What is required
The exercise asks you to copy every line below in which "lavorati" appears.

Task material
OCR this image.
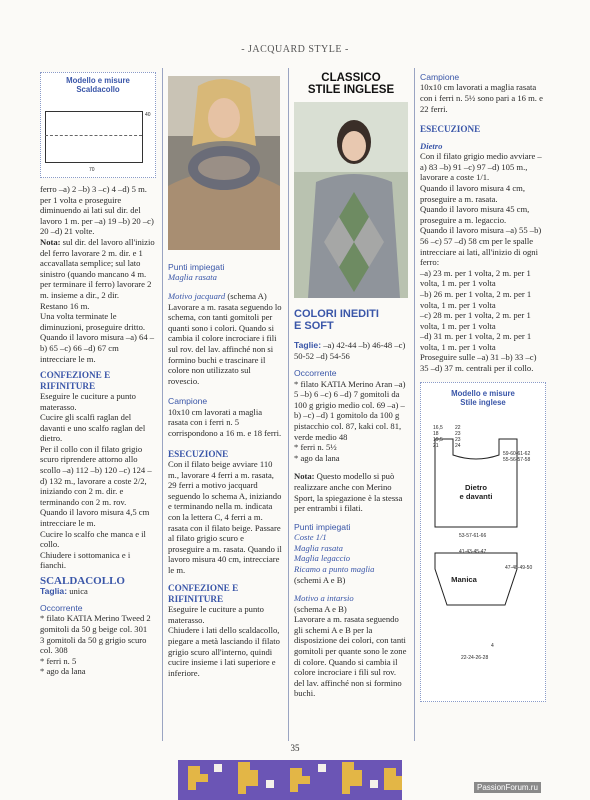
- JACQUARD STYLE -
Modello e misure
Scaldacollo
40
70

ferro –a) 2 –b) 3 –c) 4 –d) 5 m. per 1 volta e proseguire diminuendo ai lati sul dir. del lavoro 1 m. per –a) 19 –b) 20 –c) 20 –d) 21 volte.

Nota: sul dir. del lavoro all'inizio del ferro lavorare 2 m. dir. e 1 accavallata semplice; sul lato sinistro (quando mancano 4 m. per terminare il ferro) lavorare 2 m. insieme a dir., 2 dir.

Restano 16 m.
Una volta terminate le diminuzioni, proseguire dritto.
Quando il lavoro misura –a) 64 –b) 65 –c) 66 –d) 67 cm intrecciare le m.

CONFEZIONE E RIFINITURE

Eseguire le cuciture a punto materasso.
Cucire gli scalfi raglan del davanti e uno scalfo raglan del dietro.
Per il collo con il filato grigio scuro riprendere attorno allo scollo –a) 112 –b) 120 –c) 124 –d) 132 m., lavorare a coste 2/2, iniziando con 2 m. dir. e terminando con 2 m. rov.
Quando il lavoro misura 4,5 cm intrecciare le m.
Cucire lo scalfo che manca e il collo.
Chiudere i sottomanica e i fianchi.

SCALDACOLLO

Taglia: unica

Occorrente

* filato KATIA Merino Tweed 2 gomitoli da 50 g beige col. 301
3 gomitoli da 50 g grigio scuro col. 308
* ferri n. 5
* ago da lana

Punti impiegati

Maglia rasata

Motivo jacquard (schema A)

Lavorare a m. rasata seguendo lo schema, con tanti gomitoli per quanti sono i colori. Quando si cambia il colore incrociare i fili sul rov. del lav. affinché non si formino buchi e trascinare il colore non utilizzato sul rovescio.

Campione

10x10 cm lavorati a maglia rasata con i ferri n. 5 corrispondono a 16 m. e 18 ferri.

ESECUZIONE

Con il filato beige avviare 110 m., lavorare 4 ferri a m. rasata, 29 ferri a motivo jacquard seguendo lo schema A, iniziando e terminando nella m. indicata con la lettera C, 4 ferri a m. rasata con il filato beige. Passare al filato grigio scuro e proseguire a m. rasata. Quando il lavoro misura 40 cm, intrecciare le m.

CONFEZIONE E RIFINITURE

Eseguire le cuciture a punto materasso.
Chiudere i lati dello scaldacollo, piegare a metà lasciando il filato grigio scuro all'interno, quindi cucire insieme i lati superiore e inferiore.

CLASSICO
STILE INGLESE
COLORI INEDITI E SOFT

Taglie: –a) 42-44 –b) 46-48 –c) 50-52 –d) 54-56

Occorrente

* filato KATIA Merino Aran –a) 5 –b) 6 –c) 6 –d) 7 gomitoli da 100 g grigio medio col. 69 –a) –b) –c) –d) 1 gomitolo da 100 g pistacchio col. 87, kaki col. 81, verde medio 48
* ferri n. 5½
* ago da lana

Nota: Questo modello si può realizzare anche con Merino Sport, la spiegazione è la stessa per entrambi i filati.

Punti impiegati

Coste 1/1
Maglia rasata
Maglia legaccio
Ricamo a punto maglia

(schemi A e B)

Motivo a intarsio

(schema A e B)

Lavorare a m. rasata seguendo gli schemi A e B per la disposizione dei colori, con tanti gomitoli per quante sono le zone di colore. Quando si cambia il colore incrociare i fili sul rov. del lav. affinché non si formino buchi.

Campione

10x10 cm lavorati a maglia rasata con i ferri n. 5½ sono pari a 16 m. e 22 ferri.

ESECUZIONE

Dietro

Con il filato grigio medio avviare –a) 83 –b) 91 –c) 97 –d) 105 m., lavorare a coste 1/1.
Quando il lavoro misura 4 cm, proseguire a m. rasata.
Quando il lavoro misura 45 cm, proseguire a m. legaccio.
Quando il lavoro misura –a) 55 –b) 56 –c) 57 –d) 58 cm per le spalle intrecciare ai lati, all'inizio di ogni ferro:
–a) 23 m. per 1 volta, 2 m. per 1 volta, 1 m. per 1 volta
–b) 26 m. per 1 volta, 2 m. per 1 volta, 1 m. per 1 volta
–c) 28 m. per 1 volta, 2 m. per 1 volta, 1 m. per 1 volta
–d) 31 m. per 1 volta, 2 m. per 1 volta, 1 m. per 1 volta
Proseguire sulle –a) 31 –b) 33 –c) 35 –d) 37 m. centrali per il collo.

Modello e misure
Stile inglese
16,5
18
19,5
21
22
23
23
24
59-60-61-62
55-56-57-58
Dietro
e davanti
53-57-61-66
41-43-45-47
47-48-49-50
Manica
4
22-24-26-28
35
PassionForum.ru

In response
10x10 cm lavorati a maglia rasata con i ferri n. 5 corrispondono a 16 m. e 18 ferri.
10x10 cm lavorati a maglia rasata con i ferri n. 5½ sono pari a 16 m. e 22 ferri.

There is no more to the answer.